SET PROBLEM: Scan the listing below for the word "icon" and state how many lines hold it. Write nothing but the number.

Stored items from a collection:
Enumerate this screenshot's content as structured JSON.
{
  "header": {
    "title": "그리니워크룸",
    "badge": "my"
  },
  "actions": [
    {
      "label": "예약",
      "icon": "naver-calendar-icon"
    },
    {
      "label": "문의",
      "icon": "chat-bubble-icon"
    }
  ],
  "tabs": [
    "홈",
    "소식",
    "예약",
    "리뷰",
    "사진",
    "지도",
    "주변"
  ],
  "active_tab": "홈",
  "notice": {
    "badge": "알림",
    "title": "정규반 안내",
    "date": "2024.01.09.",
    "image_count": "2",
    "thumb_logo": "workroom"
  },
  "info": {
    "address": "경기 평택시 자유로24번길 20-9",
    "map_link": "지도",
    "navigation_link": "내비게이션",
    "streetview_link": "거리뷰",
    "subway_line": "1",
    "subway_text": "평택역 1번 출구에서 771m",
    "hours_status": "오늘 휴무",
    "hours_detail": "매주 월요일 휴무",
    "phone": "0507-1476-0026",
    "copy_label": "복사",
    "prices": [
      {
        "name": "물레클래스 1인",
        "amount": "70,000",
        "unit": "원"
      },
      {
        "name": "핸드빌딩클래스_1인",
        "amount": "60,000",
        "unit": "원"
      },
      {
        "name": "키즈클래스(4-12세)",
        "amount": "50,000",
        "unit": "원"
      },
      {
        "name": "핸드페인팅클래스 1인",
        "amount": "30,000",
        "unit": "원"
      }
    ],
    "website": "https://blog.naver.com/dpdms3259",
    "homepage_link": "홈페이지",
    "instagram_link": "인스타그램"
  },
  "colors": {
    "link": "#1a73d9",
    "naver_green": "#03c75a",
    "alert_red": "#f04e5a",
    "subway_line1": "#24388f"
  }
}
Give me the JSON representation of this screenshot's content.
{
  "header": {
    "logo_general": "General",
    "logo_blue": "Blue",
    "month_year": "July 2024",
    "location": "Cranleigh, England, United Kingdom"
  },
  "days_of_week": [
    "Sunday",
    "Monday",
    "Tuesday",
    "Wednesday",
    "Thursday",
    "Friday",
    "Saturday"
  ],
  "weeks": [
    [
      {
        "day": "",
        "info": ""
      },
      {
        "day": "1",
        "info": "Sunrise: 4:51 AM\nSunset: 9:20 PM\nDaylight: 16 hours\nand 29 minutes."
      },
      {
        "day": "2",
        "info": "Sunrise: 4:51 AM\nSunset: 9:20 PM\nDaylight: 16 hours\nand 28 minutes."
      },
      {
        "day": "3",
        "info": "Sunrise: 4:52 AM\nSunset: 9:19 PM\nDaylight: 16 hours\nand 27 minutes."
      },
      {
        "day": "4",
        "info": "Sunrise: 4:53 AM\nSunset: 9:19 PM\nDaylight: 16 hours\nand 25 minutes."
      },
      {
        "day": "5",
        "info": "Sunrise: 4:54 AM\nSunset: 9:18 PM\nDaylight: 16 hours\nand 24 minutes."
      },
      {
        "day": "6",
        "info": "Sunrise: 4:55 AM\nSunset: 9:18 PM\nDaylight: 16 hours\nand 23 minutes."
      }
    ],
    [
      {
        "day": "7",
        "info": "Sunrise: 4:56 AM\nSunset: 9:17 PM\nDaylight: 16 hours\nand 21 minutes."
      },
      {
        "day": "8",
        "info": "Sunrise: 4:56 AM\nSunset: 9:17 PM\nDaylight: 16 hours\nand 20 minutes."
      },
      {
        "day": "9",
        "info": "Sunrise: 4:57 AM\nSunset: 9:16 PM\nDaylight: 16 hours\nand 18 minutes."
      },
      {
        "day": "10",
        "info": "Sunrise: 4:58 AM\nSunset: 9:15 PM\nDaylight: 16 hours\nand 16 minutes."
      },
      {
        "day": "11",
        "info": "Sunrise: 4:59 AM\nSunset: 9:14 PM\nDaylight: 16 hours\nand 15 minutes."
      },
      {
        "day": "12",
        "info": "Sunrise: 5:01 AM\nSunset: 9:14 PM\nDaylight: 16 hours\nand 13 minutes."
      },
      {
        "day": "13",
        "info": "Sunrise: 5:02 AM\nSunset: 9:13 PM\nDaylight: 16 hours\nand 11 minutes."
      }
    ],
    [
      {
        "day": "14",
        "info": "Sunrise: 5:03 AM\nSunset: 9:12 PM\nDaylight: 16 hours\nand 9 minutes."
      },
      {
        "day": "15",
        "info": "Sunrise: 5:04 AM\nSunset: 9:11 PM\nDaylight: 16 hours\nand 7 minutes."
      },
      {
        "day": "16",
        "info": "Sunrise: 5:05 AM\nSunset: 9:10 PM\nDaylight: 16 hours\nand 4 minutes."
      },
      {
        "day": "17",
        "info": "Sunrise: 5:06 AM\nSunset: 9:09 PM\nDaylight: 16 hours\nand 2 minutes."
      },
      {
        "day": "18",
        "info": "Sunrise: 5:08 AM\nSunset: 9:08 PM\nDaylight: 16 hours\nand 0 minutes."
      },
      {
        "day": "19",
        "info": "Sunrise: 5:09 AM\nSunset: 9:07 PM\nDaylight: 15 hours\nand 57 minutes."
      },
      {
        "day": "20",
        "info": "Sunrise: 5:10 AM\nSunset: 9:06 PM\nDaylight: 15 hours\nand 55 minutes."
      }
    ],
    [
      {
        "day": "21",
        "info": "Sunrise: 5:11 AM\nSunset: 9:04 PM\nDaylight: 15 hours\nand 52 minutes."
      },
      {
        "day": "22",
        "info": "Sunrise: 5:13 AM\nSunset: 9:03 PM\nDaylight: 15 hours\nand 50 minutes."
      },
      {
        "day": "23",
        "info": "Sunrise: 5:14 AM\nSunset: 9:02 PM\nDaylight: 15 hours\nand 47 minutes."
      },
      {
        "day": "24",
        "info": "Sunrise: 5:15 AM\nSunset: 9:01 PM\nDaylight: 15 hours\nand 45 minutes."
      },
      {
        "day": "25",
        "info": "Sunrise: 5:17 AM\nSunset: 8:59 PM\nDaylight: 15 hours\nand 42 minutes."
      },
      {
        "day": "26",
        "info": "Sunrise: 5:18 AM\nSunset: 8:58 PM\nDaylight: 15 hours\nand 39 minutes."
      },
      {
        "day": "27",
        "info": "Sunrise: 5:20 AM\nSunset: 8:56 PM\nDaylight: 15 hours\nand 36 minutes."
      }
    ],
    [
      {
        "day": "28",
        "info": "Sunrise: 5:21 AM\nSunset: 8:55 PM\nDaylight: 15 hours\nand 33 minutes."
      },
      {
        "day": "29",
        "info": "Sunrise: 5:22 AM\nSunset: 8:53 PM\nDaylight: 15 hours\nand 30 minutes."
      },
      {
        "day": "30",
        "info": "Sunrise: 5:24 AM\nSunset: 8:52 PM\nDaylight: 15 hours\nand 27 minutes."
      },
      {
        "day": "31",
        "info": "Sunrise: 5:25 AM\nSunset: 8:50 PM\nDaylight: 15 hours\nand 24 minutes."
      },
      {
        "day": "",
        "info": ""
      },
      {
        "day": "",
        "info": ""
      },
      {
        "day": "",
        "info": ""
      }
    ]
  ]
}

RESPONSE BELOW: 2